> _EXERCISE GOAL_: Copy out the data below verbatim.

> _RECORDS PROVIDED_:
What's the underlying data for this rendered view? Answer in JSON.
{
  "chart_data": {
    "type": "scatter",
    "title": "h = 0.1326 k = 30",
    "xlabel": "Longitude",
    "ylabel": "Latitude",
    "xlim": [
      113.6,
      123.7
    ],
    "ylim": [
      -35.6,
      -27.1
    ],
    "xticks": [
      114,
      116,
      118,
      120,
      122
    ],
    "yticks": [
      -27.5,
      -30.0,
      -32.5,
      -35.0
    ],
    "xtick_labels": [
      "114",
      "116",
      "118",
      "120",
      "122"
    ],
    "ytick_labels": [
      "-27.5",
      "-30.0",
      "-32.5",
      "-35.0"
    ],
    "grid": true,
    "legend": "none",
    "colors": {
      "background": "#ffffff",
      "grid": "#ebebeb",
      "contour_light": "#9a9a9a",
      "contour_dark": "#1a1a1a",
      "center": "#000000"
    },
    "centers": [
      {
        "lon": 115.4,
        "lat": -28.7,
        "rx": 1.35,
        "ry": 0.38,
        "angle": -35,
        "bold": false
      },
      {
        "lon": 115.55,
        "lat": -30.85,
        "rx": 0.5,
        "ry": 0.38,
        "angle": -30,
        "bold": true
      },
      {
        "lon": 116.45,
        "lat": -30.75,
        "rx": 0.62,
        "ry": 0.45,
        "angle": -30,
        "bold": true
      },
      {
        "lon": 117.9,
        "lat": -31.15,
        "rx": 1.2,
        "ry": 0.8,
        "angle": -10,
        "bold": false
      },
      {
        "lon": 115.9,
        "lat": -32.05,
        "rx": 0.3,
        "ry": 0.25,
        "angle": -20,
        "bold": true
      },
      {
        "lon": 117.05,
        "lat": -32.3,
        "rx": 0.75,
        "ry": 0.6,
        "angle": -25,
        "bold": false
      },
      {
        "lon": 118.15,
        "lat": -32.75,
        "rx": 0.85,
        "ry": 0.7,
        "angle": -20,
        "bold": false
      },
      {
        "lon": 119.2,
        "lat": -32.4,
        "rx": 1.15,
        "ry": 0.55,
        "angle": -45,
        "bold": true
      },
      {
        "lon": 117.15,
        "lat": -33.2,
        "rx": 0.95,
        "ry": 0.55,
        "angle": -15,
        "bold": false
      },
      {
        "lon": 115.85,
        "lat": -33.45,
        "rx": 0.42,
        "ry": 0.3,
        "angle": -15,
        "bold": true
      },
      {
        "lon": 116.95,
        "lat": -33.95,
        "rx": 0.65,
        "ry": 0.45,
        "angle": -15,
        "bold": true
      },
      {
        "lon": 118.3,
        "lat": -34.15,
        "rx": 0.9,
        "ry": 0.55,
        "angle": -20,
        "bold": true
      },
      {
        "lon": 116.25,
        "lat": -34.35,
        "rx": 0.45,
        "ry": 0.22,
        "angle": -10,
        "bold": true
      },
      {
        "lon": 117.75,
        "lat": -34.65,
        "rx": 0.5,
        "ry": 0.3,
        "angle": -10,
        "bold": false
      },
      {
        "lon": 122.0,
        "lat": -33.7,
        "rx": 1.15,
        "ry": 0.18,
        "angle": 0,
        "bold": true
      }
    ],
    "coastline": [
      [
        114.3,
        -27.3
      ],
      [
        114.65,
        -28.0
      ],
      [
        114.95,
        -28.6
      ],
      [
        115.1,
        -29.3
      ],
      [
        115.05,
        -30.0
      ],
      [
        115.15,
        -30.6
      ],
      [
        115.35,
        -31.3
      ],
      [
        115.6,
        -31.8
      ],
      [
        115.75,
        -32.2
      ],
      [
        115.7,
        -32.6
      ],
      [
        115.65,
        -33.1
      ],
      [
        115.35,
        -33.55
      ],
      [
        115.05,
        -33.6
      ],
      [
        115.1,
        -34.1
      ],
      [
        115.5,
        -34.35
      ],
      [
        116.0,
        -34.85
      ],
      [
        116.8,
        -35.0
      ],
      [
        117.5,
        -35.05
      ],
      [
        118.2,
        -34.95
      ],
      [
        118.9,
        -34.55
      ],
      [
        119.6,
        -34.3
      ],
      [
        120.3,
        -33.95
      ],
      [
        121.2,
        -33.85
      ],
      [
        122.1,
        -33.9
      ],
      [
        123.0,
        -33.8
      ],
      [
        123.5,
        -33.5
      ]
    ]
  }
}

> _WRITTEN SOLUTION_:
What's the underlying data for this rendered view? Answer in JSON.
{
  "chart_data": {
    "type": "scatter",
    "title": "h = 0.1326 k = 30",
    "xlabel": "Longitude",
    "ylabel": "Latitude",
    "xlim": [
      113.6,
      123.7
    ],
    "ylim": [
      -35.6,
      -27.1
    ],
    "xticks": [
      114,
      116,
      118,
      120,
      122
    ],
    "yticks": [
      -27.5,
      -30.0,
      -32.5,
      -35.0
    ],
    "xtick_labels": [
      "114",
      "116",
      "118",
      "120",
      "122"
    ],
    "ytick_labels": [
      "-27.5",
      "-30.0",
      "-32.5",
      "-35.0"
    ],
    "grid": true,
    "legend": "none",
    "colors": {
      "background": "#ffffff",
      "grid": "#ebebeb",
      "contour_light": "#9a9a9a",
      "contour_dark": "#1a1a1a",
      "center": "#000000"
    },
    "centers": [
      {
        "lon": 115.4,
        "lat": -28.7,
        "rx": 1.35,
        "ry": 0.38,
        "angle": -35,
        "bold": false
      },
      {
        "lon": 115.55,
        "lat": -30.85,
        "rx": 0.5,
        "ry": 0.38,
        "angle": -30,
        "bold": true
      },
      {
        "lon": 116.45,
        "lat": -30.75,
        "rx": 0.62,
        "ry": 0.45,
        "angle": -30,
        "bold": true
      },
      {
        "lon": 117.9,
        "lat": -31.15,
        "rx": 1.2,
        "ry": 0.8,
        "angle": -10,
        "bold": false
      },
      {
        "lon": 115.9,
        "lat": -32.05,
        "rx": 0.3,
        "ry": 0.25,
        "angle": -20,
        "bold": true
      },
      {
        "lon": 117.05,
        "lat": -32.3,
        "rx": 0.75,
        "ry": 0.6,
        "angle": -25,
        "bold": false
      },
      {
        "lon": 118.15,
        "lat": -32.75,
        "rx": 0.85,
        "ry": 0.7,
        "angle": -20,
        "bold": false
      },
      {
        "lon": 119.2,
        "lat": -32.4,
        "rx": 1.15,
        "ry": 0.55,
        "angle": -45,
        "bold": true
      },
      {
        "lon": 117.15,
        "lat": -33.2,
        "rx": 0.95,
        "ry": 0.55,
        "angle": -15,
        "bold": false
      },
      {
        "lon": 115.85,
        "lat": -33.45,
        "rx": 0.42,
        "ry": 0.3,
        "angle": -15,
        "bold": true
      },
      {
        "lon": 116.95,
        "lat": -33.95,
        "rx": 0.65,
        "ry": 0.45,
        "angle": -15,
        "bold": true
      },
      {
        "lon": 118.3,
        "lat": -34.15,
        "rx": 0.9,
        "ry": 0.55,
        "angle": -20,
        "bold": true
      },
      {
        "lon": 116.25,
        "lat": -34.35,
        "rx": 0.45,
        "ry": 0.22,
        "angle": -10,
        "bold": true
      },
      {
        "lon": 117.75,
        "lat": -34.65,
        "rx": 0.5,
        "ry": 0.3,
        "angle": -10,
        "bold": false
      },
      {
        "lon": 122.0,
        "lat": -33.7,
        "rx": 1.15,
        "ry": 0.18,
        "angle": 0,
        "bold": true
      }
    ],
    "coastline": [
      [
        114.3,
        -27.3
      ],
      [
        114.65,
        -28.0
      ],
      [
        114.95,
        -28.6
      ],
      [
        115.1,
        -29.3
      ],
      [
        115.05,
        -30.0
      ],
      [
        115.15,
        -30.6
      ],
      [
        115.35,
        -31.3
      ],
      [
        115.6,
        -31.8
      ],
      [
        115.75,
        -32.2
      ],
      [
        115.7,
        -32.6
      ],
      [
        115.65,
        -33.1
      ],
      [
        115.35,
        -33.55
      ],
      [
        115.05,
        -33.6
      ],
      [
        115.1,
        -34.1
      ],
      [
        115.5,
        -34.35
      ],
      [
        116.0,
        -34.85
      ],
      [
        116.8,
        -35.0
      ],
      [
        117.5,
        -35.05
      ],
      [
        118.2,
        -34.95
      ],
      [
        118.9,
        -34.55
      ],
      [
        119.6,
        -34.3
      ],
      [
        120.3,
        -33.95
      ],
      [
        121.2,
        -33.85
      ],
      [
        122.1,
        -33.9
      ],
      [
        123.0,
        -33.8
      ],
      [
        123.5,
        -33.5
      ]
    ]
  }
}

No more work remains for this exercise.